§ RECORDS SUPPLIED:
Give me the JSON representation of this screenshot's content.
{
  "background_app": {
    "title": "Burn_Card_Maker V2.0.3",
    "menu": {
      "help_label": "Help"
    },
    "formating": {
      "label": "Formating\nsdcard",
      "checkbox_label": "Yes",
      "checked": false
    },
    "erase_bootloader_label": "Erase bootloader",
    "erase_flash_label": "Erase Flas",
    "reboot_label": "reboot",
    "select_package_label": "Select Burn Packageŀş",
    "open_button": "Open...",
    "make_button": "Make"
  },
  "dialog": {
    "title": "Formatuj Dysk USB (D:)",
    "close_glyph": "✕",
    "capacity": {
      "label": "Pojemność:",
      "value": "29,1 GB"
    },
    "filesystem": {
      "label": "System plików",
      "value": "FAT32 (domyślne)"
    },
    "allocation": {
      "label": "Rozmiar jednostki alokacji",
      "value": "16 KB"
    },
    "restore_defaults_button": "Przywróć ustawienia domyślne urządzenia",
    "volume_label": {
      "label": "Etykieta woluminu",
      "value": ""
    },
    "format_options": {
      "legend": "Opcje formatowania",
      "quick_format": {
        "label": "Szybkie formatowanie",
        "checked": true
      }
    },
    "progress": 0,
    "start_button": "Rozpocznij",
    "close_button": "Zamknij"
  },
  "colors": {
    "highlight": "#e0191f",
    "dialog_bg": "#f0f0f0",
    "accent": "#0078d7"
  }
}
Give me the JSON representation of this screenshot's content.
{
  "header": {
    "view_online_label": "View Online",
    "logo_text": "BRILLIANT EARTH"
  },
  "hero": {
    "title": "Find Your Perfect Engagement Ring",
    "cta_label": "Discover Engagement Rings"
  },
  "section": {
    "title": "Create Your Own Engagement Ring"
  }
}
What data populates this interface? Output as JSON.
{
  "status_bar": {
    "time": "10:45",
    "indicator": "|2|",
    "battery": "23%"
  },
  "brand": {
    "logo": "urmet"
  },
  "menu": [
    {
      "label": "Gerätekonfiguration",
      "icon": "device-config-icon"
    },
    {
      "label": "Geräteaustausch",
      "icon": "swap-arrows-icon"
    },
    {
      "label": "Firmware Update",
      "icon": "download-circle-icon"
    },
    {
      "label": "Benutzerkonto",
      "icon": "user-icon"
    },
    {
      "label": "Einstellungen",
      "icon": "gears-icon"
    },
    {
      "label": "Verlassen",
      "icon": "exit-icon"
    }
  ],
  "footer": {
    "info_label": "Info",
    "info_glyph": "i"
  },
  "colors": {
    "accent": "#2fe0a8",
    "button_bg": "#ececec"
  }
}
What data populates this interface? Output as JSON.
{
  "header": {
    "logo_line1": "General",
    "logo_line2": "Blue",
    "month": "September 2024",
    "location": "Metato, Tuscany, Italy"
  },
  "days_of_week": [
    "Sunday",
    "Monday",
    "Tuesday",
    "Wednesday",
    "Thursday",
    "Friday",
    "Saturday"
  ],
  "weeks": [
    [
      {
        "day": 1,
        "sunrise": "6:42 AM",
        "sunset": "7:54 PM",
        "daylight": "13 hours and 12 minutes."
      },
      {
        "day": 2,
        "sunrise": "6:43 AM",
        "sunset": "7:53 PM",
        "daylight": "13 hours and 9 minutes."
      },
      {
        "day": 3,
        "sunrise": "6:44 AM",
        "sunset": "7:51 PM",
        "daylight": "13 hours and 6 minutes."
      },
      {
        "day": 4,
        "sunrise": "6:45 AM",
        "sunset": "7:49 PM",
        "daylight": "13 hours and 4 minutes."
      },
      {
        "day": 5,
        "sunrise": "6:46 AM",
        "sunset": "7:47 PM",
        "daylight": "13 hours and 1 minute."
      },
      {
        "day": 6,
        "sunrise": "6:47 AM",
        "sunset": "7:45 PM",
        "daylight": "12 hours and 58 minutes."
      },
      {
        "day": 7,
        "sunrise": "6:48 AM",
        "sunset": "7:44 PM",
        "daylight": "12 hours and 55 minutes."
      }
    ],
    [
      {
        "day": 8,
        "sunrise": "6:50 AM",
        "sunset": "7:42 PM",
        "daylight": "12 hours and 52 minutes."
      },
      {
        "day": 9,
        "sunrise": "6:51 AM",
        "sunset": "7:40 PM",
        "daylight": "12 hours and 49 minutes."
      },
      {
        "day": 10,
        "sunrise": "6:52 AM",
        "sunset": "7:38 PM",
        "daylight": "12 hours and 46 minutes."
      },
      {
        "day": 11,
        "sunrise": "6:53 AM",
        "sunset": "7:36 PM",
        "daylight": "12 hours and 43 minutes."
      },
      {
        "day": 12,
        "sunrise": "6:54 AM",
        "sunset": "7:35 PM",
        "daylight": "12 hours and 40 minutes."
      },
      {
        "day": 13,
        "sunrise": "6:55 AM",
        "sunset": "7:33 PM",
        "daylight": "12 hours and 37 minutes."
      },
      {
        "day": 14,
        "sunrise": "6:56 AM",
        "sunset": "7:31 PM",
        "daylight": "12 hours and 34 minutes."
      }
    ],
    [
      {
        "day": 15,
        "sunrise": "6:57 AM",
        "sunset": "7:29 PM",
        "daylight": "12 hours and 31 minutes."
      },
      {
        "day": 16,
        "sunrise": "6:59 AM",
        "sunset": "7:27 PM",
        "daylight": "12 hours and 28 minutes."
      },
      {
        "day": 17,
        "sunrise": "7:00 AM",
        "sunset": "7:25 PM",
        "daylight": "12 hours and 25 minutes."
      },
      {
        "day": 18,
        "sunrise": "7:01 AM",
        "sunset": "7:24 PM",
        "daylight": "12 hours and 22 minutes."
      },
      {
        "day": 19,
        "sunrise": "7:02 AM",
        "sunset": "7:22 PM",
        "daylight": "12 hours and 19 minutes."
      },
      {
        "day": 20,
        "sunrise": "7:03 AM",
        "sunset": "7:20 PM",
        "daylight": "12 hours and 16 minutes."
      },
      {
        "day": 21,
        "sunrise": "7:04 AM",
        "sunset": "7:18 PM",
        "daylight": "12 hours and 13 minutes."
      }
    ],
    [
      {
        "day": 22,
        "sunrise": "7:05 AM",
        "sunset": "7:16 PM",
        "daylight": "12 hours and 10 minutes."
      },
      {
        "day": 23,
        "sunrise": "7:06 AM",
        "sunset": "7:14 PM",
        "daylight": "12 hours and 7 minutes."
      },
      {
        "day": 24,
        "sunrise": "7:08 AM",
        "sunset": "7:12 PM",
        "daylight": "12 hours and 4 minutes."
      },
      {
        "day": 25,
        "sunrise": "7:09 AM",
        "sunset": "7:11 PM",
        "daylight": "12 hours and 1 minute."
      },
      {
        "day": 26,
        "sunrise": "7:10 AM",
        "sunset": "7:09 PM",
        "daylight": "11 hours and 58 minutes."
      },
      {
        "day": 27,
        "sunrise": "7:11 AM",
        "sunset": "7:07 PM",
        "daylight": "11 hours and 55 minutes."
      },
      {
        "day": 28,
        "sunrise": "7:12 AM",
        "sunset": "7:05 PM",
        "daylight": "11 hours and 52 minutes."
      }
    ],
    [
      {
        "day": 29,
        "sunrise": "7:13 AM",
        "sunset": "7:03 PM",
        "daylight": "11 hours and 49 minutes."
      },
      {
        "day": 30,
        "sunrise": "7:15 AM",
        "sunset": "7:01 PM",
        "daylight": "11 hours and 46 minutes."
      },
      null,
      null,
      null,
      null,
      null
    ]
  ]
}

§ TASK OBJECTIVE: All the entries above need to be reproduced exactly.

§ TASK SOLUTION:
Give me the JSON representation of this screenshot's content.
{
  "background_app": {
    "title": "Burn_Card_Maker V2.0.3",
    "menu": {
      "help_label": "Help"
    },
    "formating": {
      "label": "Formating\nsdcard",
      "checkbox_label": "Yes",
      "checked": false
    },
    "erase_bootloader_label": "Erase bootloader",
    "erase_flash_label": "Erase Flas",
    "reboot_label": "reboot",
    "select_package_label": "Select Burn Packageŀş",
    "open_button": "Open...",
    "make_button": "Make"
  },
  "dialog": {
    "title": "Formatuj Dysk USB (D:)",
    "close_glyph": "✕",
    "capacity": {
      "label": "Pojemność:",
      "value": "29,1 GB"
    },
    "filesystem": {
      "label": "System plików",
      "value": "FAT32 (domyślne)"
    },
    "allocation": {
      "label": "Rozmiar jednostki alokacji",
      "value": "16 KB"
    },
    "restore_defaults_button": "Przywróć ustawienia domyślne urządzenia",
    "volume_label": {
      "label": "Etykieta woluminu",
      "value": ""
    },
    "format_options": {
      "legend": "Opcje formatowania",
      "quick_format": {
        "label": "Szybkie formatowanie",
        "checked": true
      }
    },
    "progress": 0,
    "start_button": "Rozpocznij",
    "close_button": "Zamknij"
  },
  "colors": {
    "highlight": "#e0191f",
    "dialog_bg": "#f0f0f0",
    "accent": "#0078d7"
  }
}
Give me the JSON representation of this screenshot's content.
{
  "header": {
    "view_online_label": "View Online",
    "logo_text": "BRILLIANT EARTH"
  },
  "hero": {
    "title": "Find Your Perfect Engagement Ring",
    "cta_label": "Discover Engagement Rings"
  },
  "section": {
    "title": "Create Your Own Engagement Ring"
  }
}
What data populates this interface? Output as JSON.
{
  "status_bar": {
    "time": "10:45",
    "indicator": "|2|",
    "battery": "23%"
  },
  "brand": {
    "logo": "urmet"
  },
  "menu": [
    {
      "label": "Gerätekonfiguration",
      "icon": "device-config-icon"
    },
    {
      "label": "Geräteaustausch",
      "icon": "swap-arrows-icon"
    },
    {
      "label": "Firmware Update",
      "icon": "download-circle-icon"
    },
    {
      "label": "Benutzerkonto",
      "icon": "user-icon"
    },
    {
      "label": "Einstellungen",
      "icon": "gears-icon"
    },
    {
      "label": "Verlassen",
      "icon": "exit-icon"
    }
  ],
  "footer": {
    "info_label": "Info",
    "info_glyph": "i"
  },
  "colors": {
    "accent": "#2fe0a8",
    "button_bg": "#ececec"
  }
}
What data populates this interface? Output as JSON.
{
  "header": {
    "logo_line1": "General",
    "logo_line2": "Blue",
    "month": "September 2024",
    "location": "Metato, Tuscany, Italy"
  },
  "days_of_week": [
    "Sunday",
    "Monday",
    "Tuesday",
    "Wednesday",
    "Thursday",
    "Friday",
    "Saturday"
  ],
  "weeks": [
    [
      {
        "day": 1,
        "sunrise": "6:42 AM",
        "sunset": "7:54 PM",
        "daylight": "13 hours and 12 minutes."
      },
      {
        "day": 2,
        "sunrise": "6:43 AM",
        "sunset": "7:53 PM",
        "daylight": "13 hours and 9 minutes."
      },
      {
        "day": 3,
        "sunrise": "6:44 AM",
        "sunset": "7:51 PM",
        "daylight": "13 hours and 6 minutes."
      },
      {
        "day": 4,
        "sunrise": "6:45 AM",
        "sunset": "7:49 PM",
        "daylight": "13 hours and 4 minutes."
      },
      {
        "day": 5,
        "sunrise": "6:46 AM",
        "sunset": "7:47 PM",
        "daylight": "13 hours and 1 minute."
      },
      {
        "day": 6,
        "sunrise": "6:47 AM",
        "sunset": "7:45 PM",
        "daylight": "12 hours and 58 minutes."
      },
      {
        "day": 7,
        "sunrise": "6:48 AM",
        "sunset": "7:44 PM",
        "daylight": "12 hours and 55 minutes."
      }
    ],
    [
      {
        "day": 8,
        "sunrise": "6:50 AM",
        "sunset": "7:42 PM",
        "daylight": "12 hours and 52 minutes."
      },
      {
        "day": 9,
        "sunrise": "6:51 AM",
        "sunset": "7:40 PM",
        "daylight": "12 hours and 49 minutes."
      },
      {
        "day": 10,
        "sunrise": "6:52 AM",
        "sunset": "7:38 PM",
        "daylight": "12 hours and 46 minutes."
      },
      {
        "day": 11,
        "sunrise": "6:53 AM",
        "sunset": "7:36 PM",
        "daylight": "12 hours and 43 minutes."
      },
      {
        "day": 12,
        "sunrise": "6:54 AM",
        "sunset": "7:35 PM",
        "daylight": "12 hours and 40 minutes."
      },
      {
        "day": 13,
        "sunrise": "6:55 AM",
        "sunset": "7:33 PM",
        "daylight": "12 hours and 37 minutes."
      },
      {
        "day": 14,
        "sunrise": "6:56 AM",
        "sunset": "7:31 PM",
        "daylight": "12 hours and 34 minutes."
      }
    ],
    [
      {
        "day": 15,
        "sunrise": "6:57 AM",
        "sunset": "7:29 PM",
        "daylight": "12 hours and 31 minutes."
      },
      {
        "day": 16,
        "sunrise": "6:59 AM",
        "sunset": "7:27 PM",
        "daylight": "12 hours and 28 minutes."
      },
      {
        "day": 17,
        "sunrise": "7:00 AM",
        "sunset": "7:25 PM",
        "daylight": "12 hours and 25 minutes."
      },
      {
        "day": 18,
        "sunrise": "7:01 AM",
        "sunset": "7:24 PM",
        "daylight": "12 hours and 22 minutes."
      },
      {
        "day": 19,
        "sunrise": "7:02 AM",
        "sunset": "7:22 PM",
        "daylight": "12 hours and 19 minutes."
      },
      {
        "day": 20,
        "sunrise": "7:03 AM",
        "sunset": "7:20 PM",
        "daylight": "12 hours and 16 minutes."
      },
      {
        "day": 21,
        "sunrise": "7:04 AM",
        "sunset": "7:18 PM",
        "daylight": "12 hours and 13 minutes."
      }
    ],
    [
      {
        "day": 22,
        "sunrise": "7:05 AM",
        "sunset": "7:16 PM",
        "daylight": "12 hours and 10 minutes."
      },
      {
        "day": 23,
        "sunrise": "7:06 AM",
        "sunset": "7:14 PM",
        "daylight": "12 hours and 7 minutes."
      },
      {
        "day": 24,
        "sunrise": "7:08 AM",
        "sunset": "7:12 PM",
        "daylight": "12 hours and 4 minutes."
      },
      {
        "day": 25,
        "sunrise": "7:09 AM",
        "sunset": "7:11 PM",
        "daylight": "12 hours and 1 minute."
      },
      {
        "day": 26,
        "sunrise": "7:10 AM",
        "sunset": "7:09 PM",
        "daylight": "11 hours and 58 minutes."
      },
      {
        "day": 27,
        "sunrise": "7:11 AM",
        "sunset": "7:07 PM",
        "daylight": "11 hours and 55 minutes."
      },
      {
        "day": 28,
        "sunrise": "7:12 AM",
        "sunset": "7:05 PM",
        "daylight": "11 hours and 52 minutes."
      }
    ],
    [
      {
        "day": 29,
        "sunrise": "7:13 AM",
        "sunset": "7:03 PM",
        "daylight": "11 hours and 49 minutes."
      },
      {
        "day": 30,
        "sunrise": "7:15 AM",
        "sunset": "7:01 PM",
        "daylight": "11 hours and 46 minutes."
      },
      null,
      null,
      null,
      null,
      null
    ]
  ]
}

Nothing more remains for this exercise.